§ **DATA SUPPLIED**:
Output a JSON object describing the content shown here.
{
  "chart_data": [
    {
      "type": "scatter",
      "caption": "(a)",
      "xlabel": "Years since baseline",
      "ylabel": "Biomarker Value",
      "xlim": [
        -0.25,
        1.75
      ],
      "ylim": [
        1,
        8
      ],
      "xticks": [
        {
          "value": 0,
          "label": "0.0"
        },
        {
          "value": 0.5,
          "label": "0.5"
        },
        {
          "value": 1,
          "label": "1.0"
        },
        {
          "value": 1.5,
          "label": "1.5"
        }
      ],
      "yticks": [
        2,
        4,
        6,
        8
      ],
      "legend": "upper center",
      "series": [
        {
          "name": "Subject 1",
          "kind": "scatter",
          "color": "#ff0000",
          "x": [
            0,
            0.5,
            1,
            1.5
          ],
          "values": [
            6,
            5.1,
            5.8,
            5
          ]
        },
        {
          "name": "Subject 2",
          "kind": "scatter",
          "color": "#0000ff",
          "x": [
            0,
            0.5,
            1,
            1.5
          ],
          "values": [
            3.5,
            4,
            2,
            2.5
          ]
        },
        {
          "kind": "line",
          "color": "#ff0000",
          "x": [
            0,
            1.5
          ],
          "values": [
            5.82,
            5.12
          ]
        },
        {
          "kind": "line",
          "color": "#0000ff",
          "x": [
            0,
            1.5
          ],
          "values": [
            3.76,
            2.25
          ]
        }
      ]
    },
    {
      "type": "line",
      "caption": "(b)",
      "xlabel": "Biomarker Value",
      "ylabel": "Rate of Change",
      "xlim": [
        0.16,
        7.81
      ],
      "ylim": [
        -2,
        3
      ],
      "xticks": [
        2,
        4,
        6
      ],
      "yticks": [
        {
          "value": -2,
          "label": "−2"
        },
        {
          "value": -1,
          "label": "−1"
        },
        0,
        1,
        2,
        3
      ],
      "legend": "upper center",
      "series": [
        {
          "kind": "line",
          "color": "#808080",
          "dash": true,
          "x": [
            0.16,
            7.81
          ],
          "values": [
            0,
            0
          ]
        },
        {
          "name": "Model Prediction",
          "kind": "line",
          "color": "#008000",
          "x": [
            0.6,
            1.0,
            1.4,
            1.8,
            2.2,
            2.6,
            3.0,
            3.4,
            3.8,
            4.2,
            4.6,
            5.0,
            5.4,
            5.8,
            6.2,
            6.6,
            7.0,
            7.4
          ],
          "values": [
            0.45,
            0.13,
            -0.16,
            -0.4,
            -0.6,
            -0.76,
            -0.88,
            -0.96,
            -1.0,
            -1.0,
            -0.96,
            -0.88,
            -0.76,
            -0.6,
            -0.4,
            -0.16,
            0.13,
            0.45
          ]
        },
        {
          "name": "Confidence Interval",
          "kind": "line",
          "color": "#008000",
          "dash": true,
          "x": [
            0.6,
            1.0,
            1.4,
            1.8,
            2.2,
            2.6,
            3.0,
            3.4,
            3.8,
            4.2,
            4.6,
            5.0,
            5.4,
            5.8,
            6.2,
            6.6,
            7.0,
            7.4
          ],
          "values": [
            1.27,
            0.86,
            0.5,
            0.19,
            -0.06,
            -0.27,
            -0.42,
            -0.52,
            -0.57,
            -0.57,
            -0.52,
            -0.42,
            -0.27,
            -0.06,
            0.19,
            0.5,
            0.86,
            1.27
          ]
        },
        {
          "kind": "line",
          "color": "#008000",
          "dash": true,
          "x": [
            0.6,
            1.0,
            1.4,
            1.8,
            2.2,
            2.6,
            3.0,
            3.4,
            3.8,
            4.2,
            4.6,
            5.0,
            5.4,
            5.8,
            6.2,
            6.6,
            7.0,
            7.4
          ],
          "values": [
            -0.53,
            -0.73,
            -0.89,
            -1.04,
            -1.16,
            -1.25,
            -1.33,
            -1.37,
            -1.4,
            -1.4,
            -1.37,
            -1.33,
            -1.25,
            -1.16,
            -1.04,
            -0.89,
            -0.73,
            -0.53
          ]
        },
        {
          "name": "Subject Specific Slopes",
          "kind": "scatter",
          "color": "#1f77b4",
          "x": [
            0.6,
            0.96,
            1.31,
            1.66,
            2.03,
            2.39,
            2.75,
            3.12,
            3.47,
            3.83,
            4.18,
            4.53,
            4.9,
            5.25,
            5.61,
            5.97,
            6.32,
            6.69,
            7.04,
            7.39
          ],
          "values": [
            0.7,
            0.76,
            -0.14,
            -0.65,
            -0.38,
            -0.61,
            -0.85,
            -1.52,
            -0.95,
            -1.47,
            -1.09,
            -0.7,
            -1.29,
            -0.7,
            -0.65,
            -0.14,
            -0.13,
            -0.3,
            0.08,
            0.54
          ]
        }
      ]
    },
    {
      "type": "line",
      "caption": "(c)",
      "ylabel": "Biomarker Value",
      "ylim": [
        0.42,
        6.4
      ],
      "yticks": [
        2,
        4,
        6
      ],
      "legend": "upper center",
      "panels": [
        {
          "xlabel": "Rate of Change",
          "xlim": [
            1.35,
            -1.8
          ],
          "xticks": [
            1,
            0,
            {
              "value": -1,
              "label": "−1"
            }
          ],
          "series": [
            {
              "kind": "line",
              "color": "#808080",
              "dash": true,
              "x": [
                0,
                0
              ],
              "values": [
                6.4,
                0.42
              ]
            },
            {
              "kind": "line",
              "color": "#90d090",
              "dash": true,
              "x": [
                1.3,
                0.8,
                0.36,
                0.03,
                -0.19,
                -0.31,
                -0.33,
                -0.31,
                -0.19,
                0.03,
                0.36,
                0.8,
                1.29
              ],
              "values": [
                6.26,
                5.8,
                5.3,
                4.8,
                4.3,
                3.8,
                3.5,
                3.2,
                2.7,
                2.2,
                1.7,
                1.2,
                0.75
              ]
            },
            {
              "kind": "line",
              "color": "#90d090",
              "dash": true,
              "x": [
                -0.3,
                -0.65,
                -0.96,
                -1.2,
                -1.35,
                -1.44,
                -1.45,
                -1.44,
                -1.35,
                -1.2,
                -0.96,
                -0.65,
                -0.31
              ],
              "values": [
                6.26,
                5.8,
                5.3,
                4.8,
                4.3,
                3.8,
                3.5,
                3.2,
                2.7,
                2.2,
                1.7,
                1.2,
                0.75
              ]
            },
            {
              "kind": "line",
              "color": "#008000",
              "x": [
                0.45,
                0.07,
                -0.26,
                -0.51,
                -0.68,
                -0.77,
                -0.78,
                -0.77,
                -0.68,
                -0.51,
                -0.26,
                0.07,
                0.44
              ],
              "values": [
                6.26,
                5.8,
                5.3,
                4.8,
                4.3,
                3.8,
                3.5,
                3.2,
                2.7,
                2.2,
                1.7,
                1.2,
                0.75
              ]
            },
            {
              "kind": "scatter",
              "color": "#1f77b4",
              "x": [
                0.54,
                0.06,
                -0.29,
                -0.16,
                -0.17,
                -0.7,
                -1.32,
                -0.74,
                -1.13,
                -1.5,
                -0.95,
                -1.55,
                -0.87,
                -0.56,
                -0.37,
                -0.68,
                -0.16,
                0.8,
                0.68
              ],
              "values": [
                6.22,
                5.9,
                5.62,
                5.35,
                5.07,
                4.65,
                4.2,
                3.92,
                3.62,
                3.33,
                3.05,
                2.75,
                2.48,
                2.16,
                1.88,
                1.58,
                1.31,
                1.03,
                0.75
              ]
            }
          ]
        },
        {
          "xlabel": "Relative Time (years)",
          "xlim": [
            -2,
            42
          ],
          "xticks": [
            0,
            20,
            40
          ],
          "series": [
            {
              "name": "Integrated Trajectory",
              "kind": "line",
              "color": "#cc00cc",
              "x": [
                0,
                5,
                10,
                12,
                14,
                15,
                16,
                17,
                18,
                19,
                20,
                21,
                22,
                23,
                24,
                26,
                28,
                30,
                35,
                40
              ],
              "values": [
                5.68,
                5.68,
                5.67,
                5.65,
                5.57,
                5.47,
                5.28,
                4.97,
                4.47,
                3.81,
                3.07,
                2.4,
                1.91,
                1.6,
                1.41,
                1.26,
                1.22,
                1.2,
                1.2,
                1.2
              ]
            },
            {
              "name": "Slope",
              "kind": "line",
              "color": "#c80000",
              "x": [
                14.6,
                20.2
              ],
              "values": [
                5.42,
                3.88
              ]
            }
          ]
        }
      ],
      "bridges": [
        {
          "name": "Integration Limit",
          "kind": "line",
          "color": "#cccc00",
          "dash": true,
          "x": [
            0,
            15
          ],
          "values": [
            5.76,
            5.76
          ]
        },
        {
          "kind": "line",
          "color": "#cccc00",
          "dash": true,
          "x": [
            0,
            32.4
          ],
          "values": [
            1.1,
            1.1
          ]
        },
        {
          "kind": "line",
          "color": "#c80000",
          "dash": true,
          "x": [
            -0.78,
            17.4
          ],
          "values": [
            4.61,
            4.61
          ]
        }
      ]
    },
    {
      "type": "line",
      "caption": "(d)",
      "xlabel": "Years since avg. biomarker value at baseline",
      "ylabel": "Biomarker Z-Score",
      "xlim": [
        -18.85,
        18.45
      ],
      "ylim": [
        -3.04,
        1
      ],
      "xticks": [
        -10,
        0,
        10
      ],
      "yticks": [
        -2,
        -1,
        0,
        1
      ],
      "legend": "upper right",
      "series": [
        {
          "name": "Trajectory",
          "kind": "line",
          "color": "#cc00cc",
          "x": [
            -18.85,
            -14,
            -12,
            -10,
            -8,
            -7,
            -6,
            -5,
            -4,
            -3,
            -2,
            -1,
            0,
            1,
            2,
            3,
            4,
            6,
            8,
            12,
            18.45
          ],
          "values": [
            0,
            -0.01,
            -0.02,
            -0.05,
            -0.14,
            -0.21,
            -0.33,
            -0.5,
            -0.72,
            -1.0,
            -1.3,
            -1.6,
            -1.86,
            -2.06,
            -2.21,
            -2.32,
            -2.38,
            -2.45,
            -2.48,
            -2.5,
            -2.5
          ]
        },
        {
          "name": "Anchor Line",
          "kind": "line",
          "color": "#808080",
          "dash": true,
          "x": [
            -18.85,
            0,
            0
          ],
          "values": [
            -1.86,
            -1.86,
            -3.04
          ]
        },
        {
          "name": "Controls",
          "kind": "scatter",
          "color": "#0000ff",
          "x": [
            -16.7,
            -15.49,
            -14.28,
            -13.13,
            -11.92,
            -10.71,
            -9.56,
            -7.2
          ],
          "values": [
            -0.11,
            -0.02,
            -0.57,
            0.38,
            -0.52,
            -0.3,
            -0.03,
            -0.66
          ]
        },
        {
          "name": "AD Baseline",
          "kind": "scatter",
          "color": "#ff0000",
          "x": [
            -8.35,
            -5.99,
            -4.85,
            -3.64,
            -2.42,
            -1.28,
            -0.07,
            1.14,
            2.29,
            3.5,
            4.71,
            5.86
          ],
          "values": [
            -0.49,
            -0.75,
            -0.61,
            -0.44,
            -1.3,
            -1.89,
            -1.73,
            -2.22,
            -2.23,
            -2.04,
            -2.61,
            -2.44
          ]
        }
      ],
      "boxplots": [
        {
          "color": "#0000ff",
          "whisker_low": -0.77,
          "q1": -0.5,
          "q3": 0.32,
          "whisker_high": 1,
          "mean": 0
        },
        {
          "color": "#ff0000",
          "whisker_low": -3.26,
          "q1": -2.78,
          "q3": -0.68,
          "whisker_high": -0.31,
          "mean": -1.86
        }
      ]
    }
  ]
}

§ **TASK DESCRIPTION**:
Locate the word "Change" in the data above. Copy every line carrying it.

§ **WRITTEN ANSWER**:
      "ylabel": "Rate of Change",
          "xlabel": "Rate of Change",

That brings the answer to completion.